Search the listing below for the string "Datapoint" and show each line that contains it.

[Start Dataset]

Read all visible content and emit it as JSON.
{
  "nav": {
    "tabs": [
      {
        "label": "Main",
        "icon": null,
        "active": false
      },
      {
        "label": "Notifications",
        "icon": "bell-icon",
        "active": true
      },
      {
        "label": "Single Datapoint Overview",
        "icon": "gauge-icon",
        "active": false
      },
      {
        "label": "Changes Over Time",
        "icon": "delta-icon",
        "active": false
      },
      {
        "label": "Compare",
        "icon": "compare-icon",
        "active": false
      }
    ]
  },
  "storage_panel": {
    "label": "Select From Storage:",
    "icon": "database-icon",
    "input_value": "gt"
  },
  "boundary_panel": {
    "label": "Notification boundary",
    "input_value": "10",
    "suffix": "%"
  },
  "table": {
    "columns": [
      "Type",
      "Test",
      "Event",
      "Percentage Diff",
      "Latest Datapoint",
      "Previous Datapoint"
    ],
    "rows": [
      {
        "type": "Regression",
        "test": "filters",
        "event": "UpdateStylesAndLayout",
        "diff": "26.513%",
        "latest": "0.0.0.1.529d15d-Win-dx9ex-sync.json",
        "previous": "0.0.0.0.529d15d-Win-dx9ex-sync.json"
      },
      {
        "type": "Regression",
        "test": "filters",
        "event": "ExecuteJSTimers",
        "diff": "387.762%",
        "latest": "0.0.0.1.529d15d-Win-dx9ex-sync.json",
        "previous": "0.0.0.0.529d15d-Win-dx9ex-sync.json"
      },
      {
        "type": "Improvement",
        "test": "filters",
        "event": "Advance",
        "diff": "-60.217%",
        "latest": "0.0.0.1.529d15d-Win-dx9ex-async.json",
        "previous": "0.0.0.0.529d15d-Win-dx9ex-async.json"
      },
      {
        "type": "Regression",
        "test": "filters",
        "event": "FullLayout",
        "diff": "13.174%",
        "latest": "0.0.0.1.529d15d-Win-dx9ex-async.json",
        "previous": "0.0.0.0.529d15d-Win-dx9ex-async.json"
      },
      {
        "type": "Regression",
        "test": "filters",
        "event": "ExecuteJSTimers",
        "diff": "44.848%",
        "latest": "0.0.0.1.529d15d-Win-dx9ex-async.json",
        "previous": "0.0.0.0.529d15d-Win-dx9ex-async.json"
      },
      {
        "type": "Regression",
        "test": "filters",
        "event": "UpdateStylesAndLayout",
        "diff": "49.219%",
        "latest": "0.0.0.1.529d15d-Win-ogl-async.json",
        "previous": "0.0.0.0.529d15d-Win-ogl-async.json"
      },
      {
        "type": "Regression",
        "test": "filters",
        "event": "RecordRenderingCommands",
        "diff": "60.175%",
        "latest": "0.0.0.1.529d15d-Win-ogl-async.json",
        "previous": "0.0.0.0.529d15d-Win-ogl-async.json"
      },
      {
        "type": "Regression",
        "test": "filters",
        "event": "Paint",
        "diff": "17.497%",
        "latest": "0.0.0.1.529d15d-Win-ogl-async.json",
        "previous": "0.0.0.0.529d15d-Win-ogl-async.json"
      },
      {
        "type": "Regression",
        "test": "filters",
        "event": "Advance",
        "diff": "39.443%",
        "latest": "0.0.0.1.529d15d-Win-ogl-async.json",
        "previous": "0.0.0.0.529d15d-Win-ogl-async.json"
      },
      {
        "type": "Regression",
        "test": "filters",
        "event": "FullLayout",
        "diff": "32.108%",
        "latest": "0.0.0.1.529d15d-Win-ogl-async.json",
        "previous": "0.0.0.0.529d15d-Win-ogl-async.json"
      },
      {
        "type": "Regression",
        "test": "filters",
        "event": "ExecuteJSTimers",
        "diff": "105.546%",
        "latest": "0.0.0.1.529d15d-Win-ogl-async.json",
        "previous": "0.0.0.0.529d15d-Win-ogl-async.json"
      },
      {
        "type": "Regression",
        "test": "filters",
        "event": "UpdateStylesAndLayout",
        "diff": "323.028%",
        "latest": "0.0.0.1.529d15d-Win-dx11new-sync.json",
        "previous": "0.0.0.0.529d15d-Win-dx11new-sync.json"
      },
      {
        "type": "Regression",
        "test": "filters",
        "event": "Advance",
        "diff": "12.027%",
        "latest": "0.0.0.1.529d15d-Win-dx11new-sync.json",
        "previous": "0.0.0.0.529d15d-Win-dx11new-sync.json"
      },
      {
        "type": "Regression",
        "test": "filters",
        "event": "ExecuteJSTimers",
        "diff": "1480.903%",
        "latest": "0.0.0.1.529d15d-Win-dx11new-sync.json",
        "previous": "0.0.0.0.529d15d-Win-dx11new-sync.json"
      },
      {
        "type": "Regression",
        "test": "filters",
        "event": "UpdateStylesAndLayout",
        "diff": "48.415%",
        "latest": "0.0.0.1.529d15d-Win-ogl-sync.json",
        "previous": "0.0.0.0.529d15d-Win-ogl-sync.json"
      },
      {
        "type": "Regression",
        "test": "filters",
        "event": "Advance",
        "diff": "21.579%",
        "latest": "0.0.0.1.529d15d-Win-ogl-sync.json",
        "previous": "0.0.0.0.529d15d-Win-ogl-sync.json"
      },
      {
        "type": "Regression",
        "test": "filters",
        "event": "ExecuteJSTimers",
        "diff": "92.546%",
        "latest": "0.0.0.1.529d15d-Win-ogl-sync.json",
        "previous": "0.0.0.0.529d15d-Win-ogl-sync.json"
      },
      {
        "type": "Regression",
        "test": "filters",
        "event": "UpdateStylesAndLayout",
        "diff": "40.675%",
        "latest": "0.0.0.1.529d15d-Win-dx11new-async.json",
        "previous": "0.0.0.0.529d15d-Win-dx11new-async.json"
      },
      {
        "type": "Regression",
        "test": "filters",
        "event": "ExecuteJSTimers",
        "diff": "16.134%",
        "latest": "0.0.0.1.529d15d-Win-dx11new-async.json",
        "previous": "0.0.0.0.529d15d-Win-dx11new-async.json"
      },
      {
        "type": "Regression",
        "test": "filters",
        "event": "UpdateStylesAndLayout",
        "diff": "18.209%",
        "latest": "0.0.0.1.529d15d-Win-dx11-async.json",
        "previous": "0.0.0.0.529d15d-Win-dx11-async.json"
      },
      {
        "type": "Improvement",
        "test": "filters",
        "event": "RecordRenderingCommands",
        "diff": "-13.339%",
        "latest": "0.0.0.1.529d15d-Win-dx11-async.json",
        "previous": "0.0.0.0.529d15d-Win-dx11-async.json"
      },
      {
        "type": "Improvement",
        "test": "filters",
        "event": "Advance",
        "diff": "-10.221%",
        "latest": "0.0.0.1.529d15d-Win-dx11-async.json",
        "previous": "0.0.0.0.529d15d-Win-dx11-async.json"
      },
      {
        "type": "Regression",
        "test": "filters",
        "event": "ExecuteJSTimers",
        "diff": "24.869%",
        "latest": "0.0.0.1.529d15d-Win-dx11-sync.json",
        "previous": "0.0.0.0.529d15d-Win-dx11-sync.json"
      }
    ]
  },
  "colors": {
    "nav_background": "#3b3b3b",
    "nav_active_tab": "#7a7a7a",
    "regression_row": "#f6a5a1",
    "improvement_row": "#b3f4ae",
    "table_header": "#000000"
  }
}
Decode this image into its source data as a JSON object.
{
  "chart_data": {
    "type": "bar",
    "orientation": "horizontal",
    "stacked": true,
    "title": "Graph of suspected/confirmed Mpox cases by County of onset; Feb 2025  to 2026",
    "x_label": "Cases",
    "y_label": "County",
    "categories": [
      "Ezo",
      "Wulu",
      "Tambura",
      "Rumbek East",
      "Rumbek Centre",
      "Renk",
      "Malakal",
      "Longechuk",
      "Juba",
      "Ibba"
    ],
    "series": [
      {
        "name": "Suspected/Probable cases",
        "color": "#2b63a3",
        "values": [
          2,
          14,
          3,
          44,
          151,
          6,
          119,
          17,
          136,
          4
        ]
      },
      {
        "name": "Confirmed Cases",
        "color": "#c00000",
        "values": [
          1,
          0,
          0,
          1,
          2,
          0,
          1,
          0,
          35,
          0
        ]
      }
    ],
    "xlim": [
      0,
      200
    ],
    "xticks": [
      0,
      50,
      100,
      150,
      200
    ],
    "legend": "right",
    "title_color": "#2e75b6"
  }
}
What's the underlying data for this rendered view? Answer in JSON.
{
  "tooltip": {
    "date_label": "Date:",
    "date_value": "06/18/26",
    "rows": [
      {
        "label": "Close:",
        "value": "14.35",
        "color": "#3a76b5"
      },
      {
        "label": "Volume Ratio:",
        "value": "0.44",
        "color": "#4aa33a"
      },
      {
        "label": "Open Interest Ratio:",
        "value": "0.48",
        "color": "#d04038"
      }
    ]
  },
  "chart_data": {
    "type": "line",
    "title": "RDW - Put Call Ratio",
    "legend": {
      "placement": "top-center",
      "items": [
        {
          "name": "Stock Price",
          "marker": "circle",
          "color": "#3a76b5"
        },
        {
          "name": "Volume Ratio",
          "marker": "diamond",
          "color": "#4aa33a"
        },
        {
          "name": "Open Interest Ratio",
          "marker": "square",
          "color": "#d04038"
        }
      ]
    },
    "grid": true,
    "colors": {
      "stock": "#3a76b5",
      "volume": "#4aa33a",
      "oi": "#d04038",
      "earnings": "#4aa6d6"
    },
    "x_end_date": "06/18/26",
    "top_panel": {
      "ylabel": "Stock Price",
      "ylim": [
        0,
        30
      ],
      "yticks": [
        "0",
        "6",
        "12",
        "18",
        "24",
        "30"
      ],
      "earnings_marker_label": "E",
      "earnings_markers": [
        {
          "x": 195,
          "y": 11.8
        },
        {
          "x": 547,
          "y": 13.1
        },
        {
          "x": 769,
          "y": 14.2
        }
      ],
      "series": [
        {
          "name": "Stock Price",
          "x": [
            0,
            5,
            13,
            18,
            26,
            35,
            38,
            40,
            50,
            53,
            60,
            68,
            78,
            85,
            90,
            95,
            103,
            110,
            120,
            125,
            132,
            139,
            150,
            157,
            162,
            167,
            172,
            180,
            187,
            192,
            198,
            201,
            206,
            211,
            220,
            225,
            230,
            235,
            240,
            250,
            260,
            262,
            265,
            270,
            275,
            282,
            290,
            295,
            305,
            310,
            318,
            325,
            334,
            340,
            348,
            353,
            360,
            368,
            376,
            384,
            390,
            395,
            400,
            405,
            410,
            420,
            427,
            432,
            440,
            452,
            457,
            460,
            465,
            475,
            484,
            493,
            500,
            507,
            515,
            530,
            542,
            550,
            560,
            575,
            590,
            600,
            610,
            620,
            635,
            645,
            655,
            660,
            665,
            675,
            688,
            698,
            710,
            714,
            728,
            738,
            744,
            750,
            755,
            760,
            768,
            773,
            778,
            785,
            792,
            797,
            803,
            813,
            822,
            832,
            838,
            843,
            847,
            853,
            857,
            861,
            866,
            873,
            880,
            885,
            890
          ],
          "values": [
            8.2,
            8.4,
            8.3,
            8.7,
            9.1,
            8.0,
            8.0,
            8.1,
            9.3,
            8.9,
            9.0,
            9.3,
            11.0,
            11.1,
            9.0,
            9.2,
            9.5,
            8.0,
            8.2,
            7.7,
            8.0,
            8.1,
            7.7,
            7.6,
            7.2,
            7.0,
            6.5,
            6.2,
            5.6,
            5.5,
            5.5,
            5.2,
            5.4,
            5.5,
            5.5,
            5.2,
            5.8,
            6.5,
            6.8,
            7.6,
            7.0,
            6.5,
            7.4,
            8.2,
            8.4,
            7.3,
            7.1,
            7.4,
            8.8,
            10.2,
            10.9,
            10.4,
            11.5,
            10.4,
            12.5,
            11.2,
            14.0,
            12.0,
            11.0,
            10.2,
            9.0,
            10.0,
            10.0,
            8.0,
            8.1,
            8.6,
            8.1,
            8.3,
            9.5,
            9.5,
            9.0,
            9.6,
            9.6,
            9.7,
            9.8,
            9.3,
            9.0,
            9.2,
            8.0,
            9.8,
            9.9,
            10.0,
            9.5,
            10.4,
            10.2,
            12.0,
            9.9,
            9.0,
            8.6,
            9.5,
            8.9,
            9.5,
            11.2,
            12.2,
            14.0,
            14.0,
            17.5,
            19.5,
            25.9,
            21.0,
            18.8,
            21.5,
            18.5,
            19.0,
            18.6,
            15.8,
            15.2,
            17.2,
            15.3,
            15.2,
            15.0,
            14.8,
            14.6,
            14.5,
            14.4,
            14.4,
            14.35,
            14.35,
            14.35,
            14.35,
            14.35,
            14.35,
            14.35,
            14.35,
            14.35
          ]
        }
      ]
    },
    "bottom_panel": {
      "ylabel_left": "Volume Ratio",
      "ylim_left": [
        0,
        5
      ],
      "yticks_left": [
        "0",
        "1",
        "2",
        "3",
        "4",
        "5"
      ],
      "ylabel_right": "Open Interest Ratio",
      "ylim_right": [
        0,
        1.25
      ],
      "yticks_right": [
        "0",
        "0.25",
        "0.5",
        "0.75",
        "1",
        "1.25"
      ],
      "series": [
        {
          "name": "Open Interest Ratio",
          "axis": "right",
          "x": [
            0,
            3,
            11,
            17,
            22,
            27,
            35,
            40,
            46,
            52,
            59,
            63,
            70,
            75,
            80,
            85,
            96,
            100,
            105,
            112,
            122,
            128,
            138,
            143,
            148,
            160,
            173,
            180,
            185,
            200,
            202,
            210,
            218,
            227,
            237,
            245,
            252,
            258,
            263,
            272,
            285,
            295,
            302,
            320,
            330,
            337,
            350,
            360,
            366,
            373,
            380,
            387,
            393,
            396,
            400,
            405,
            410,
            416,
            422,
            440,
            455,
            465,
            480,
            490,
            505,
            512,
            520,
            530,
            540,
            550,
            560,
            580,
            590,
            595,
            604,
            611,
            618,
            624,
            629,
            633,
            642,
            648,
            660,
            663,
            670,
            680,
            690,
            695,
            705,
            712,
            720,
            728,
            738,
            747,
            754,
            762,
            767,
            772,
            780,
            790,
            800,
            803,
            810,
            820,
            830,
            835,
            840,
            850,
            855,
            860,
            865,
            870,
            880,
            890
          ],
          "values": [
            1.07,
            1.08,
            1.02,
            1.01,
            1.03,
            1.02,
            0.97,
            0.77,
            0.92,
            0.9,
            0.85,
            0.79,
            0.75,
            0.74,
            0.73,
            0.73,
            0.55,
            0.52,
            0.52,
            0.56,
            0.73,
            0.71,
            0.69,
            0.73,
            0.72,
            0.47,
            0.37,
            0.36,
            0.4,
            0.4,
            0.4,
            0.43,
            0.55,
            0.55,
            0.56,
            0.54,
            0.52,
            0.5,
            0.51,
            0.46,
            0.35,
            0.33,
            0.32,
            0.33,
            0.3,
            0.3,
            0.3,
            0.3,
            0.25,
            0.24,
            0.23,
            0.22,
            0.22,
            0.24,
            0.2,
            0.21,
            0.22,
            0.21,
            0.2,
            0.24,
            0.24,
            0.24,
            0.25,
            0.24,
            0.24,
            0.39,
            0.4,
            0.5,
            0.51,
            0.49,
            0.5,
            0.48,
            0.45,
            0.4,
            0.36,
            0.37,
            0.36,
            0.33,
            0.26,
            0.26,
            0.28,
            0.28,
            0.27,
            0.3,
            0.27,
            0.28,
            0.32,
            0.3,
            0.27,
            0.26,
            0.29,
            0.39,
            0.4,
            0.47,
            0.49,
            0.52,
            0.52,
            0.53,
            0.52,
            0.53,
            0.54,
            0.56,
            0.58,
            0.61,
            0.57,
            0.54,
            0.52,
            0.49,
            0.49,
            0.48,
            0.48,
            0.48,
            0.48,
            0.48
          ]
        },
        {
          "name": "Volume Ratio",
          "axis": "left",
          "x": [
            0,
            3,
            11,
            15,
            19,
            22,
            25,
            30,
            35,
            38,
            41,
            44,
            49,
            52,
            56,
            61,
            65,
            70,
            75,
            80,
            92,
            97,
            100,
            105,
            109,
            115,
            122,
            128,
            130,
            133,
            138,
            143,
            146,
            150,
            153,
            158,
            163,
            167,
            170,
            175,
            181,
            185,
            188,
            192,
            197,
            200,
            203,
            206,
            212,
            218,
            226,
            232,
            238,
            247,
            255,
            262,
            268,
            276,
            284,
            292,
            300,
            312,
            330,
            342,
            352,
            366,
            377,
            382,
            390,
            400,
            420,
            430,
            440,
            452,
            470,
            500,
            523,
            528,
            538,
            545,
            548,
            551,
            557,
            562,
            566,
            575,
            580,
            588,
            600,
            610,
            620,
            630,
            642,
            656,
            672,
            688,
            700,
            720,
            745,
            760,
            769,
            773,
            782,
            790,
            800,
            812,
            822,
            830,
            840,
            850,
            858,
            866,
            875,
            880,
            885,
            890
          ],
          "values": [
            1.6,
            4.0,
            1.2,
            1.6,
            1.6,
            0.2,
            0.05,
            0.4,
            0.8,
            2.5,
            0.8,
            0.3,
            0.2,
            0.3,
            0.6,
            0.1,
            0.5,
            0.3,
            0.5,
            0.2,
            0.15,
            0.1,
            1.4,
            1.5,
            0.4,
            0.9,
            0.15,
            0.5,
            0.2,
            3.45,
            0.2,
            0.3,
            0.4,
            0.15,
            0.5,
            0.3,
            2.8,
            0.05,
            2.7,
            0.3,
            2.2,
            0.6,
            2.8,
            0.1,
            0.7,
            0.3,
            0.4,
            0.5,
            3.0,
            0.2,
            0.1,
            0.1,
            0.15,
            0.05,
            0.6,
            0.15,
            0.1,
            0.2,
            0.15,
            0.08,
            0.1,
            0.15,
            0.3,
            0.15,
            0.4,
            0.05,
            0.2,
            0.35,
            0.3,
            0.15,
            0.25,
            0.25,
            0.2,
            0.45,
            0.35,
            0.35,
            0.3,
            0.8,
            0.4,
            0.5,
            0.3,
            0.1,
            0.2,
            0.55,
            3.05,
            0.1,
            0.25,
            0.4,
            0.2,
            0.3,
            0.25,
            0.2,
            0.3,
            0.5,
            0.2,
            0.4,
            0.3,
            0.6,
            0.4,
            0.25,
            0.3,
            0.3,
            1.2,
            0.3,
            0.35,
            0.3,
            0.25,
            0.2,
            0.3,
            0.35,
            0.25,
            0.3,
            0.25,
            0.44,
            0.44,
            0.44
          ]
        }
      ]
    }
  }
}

[End Dataset]

### [Answer to the problem]
        "label": "Single Datapoint Overview",
      "Latest Datapoint",
      "Previous Datapoint"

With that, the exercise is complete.